Written instruction | Using the data below, gather each line that includes the word "apparatus".

Stored items |

## begin

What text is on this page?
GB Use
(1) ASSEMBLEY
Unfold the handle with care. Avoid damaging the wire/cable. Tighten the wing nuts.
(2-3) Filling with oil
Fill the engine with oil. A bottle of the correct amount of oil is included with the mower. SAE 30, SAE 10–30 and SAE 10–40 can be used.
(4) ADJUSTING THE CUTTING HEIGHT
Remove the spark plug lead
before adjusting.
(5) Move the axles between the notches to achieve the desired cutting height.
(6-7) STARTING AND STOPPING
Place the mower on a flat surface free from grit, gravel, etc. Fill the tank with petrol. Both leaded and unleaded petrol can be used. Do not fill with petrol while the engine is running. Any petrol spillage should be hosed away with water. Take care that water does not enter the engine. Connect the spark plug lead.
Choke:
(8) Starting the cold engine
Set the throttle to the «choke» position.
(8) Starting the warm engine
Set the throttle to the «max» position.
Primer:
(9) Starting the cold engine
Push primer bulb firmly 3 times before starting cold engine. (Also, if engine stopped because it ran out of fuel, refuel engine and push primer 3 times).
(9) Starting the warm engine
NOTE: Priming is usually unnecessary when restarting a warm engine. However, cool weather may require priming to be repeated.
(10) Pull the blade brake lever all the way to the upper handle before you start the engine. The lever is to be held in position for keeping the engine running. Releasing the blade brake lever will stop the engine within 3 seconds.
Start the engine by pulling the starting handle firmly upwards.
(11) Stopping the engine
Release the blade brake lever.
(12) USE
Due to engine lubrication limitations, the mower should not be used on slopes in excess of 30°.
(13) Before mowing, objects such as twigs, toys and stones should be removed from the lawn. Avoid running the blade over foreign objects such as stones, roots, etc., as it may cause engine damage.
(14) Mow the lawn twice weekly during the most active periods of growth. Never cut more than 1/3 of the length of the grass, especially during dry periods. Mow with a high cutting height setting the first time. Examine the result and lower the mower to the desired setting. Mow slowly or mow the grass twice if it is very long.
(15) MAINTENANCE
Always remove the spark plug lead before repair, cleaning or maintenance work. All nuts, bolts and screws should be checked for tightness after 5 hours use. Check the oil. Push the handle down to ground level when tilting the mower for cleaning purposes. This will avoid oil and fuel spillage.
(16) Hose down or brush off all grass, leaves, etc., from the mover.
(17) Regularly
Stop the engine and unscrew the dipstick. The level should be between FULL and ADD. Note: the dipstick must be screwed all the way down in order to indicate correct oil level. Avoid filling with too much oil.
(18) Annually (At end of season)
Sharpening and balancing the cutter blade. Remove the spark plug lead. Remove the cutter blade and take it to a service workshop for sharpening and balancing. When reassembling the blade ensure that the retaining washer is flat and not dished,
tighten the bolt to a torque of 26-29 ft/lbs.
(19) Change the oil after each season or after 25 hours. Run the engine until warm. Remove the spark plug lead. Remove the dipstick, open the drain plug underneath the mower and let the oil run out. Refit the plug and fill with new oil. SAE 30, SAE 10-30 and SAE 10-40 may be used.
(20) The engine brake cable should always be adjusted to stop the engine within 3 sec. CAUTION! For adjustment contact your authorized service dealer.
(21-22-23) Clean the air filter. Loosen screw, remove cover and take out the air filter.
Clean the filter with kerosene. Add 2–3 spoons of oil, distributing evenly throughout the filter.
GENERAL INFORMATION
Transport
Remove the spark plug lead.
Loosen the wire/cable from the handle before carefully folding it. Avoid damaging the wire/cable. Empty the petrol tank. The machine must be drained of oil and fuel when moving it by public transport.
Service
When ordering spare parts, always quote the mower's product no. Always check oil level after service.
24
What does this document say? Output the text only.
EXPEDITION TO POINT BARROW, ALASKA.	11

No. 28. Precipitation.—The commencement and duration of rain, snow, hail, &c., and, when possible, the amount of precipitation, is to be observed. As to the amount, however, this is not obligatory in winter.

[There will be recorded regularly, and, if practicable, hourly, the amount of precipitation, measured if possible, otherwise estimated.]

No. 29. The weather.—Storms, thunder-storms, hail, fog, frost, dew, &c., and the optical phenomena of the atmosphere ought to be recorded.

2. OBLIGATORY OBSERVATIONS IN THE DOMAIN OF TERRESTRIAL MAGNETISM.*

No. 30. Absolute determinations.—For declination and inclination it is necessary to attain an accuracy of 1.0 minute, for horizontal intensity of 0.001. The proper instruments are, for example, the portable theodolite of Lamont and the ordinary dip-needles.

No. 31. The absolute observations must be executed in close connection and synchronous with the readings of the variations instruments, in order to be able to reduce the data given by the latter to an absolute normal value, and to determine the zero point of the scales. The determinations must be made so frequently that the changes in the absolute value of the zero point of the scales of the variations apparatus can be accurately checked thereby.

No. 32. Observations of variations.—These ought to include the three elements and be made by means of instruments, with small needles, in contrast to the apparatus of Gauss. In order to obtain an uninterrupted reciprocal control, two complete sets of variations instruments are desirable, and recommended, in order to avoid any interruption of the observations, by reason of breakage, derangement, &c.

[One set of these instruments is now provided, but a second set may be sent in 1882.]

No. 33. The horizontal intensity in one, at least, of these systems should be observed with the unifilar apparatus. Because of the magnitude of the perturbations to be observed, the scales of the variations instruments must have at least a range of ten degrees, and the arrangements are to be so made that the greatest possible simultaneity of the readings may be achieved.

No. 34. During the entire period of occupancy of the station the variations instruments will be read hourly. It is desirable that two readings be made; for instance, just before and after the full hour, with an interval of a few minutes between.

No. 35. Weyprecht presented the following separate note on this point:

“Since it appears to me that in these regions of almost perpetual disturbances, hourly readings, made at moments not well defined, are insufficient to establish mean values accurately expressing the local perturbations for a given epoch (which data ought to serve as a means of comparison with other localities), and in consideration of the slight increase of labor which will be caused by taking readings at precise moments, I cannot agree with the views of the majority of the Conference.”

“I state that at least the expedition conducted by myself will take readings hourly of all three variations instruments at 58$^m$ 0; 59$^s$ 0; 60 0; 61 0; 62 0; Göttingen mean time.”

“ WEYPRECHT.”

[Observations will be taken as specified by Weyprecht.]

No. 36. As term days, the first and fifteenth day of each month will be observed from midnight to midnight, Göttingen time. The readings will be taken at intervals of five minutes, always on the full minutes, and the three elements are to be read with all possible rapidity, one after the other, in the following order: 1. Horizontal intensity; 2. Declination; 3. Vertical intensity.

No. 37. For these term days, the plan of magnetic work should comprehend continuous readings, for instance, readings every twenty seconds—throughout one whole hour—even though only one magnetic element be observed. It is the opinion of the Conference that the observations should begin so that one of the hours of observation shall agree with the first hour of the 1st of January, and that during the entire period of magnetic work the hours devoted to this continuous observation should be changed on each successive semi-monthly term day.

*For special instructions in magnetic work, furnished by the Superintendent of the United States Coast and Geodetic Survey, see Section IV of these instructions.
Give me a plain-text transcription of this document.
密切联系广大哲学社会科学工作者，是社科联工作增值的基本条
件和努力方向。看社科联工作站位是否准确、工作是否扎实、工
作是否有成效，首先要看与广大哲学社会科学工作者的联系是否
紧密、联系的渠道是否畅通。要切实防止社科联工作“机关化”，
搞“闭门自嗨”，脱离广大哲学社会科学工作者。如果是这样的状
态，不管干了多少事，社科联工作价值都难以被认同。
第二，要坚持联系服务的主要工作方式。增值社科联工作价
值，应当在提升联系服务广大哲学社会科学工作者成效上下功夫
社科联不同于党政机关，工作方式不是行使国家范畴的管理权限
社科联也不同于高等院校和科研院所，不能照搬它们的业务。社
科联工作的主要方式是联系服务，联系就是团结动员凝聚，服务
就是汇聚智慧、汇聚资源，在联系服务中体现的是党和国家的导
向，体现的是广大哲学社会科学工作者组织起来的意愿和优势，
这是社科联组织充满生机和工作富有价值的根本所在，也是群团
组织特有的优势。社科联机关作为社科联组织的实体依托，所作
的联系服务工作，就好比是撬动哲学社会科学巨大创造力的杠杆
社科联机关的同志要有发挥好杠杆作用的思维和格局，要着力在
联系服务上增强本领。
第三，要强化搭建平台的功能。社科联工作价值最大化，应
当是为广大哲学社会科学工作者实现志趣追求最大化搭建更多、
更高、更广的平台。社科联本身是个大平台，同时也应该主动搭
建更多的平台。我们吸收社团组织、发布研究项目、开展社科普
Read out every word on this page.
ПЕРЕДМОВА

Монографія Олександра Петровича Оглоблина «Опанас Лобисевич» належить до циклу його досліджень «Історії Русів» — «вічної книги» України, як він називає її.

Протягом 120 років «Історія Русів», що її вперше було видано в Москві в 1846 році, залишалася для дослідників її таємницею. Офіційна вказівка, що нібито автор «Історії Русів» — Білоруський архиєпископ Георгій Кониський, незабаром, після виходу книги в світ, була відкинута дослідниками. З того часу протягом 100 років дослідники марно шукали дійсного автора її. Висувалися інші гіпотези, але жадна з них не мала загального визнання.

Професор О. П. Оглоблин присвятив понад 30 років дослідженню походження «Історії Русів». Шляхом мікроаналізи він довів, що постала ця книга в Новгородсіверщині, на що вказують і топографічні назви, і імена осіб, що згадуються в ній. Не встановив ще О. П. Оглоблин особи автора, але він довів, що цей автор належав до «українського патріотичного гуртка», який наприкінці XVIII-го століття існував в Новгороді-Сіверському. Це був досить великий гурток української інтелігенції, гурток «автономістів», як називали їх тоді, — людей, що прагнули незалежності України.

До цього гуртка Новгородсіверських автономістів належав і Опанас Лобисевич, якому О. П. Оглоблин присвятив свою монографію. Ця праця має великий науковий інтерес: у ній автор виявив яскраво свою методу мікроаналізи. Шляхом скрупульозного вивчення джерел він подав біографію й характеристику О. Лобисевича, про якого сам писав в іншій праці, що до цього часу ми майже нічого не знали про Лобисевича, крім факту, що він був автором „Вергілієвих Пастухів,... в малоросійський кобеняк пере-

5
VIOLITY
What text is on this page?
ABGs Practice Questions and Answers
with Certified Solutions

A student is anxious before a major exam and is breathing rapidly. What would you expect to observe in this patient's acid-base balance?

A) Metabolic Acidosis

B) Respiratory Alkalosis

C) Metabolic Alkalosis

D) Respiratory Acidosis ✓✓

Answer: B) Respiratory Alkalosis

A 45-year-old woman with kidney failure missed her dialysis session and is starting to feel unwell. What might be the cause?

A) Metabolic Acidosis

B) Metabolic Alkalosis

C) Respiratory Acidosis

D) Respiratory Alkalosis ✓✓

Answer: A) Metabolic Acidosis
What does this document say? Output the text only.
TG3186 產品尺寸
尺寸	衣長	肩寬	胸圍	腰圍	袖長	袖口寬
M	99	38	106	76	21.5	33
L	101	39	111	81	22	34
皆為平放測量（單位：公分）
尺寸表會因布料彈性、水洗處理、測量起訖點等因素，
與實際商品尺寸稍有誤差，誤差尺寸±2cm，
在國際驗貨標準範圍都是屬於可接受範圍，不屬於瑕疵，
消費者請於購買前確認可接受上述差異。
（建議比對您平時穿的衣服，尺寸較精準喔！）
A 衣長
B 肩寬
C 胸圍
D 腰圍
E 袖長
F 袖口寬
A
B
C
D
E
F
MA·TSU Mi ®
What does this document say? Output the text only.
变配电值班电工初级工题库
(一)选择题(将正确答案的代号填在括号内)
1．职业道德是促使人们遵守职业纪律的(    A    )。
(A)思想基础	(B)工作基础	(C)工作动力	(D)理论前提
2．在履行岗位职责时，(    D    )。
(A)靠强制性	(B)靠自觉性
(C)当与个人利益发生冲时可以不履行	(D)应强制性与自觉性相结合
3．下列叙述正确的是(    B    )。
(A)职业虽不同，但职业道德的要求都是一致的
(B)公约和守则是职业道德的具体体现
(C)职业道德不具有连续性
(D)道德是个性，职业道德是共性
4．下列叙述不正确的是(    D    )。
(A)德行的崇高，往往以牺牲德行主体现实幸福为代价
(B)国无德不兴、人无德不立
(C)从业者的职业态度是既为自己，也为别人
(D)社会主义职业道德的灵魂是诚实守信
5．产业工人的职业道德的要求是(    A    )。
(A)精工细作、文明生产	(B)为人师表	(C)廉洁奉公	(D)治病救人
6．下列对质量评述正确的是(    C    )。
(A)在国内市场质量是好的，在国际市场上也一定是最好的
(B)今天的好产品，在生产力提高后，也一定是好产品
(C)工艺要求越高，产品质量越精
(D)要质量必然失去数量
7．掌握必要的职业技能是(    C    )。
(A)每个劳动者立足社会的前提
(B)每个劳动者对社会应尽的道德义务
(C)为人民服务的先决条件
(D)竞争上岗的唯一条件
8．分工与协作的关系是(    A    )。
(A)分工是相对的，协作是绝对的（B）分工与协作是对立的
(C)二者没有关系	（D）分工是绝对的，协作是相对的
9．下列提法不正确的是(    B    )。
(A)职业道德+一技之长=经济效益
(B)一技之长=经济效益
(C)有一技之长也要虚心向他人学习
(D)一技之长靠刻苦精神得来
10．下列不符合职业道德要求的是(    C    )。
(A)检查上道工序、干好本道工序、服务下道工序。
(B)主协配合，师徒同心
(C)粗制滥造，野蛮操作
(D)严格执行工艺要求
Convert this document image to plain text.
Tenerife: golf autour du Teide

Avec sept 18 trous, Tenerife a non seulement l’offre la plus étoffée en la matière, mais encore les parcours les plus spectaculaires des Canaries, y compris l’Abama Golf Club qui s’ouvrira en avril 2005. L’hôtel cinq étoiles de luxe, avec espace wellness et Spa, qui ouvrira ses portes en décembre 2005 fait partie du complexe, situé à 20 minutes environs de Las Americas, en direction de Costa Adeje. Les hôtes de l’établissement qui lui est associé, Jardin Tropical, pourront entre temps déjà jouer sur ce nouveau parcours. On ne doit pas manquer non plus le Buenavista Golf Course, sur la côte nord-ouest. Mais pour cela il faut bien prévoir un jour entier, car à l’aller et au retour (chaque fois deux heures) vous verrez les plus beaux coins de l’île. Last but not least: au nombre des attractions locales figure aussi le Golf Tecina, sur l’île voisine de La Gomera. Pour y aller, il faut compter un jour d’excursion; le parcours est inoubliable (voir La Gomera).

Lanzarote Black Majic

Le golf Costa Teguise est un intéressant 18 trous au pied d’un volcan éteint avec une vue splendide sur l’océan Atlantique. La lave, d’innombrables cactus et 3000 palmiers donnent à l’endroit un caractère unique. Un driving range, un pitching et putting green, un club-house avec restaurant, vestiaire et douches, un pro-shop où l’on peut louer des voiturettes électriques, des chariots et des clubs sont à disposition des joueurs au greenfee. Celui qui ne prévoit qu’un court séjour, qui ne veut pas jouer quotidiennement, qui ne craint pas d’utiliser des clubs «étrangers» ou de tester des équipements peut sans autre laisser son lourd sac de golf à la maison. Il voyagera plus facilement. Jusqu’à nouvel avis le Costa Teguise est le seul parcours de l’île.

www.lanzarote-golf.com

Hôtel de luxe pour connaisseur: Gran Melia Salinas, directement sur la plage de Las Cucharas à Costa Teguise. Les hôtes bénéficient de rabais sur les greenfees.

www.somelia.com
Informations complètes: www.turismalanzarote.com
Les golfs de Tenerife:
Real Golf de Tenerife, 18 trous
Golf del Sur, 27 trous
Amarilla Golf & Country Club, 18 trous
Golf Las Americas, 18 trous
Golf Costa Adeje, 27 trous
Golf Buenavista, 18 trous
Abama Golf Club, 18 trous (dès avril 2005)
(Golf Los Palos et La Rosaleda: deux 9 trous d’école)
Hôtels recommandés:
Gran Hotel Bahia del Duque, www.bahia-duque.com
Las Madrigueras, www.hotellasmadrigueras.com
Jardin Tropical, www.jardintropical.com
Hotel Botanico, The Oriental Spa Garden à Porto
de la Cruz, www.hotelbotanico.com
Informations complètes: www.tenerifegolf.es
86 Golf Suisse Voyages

## end

Exercise response |
No. 31. The absolute observations must be executed in close connection and synchronous with the readings of the variations instruments, in order to be able to reduce the data given by the latter to an absolute normal value, and to determine the zero point of the scales. The determinations must be made so frequently that the changes in the absolute value of the zero point of the scales of the variations apparatus can be accurately checked thereby.
No. 32. Observations of variations.—These ought to include the three elements and be made by means of instruments, with small needles, in contrast to the apparatus of Gauss. In order to obtain an uninterrupted reciprocal control, two complete sets of variations instruments are desirable, and recommended, in order to avoid any interruption of the observations, by reason of breakage, derangement, &c.
No. 33. The horizontal intensity in one, at least, of these systems should be observed with the unifilar apparatus. Because of the magnitude of the perturbations to be observed, the scales of the variations instruments must have at least a range of ten degrees, and the arrangements are to be so made that the greatest possible simultaneity of the readings may be achieved.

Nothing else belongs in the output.